**Data:**

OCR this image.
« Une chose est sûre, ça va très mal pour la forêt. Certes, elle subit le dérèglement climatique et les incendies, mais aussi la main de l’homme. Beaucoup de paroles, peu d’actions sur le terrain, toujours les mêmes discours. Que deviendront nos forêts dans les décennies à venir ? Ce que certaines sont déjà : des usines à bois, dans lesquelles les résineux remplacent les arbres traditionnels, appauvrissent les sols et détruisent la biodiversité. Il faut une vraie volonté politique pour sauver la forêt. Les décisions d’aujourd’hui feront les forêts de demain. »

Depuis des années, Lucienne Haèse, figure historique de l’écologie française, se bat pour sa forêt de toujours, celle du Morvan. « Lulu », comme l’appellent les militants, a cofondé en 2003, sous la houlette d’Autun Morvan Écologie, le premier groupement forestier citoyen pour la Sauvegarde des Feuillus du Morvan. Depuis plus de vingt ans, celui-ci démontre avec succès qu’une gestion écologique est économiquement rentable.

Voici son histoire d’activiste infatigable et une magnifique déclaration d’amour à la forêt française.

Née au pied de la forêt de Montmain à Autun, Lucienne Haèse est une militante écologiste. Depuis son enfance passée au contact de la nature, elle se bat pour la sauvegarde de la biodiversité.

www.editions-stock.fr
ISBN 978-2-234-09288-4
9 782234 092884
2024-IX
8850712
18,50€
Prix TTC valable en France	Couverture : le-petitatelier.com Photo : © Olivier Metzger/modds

**Exercise details:**
From the entries above, copy every line containing the word "biodiversité".

**Solution for this exercise:**
« Une chose est sûre, ça va très mal pour la forêt. Certes, elle subit le dérèglement climatique et les incendies, mais aussi la main de l’homme. Beaucoup de paroles, peu d’actions sur le terrain, toujours les mêmes discours. Que deviendront nos forêts dans les décennies à venir ? Ce que certaines sont déjà : des usines à bois, dans lesquelles les résineux remplacent les arbres traditionnels, appauvrissent les sols et détruisent la biodiversité. Il faut une vraie volonté politique pour sauver la forêt. Les décisions d’aujourd’hui feront les forêts de demain. »
Née au pied de la forêt de Montmain à Autun, Lucienne Haèse est une militante écologiste. Depuis son enfance passée au contact de la nature, elle se bat pour la sauvegarde de la biodiversité.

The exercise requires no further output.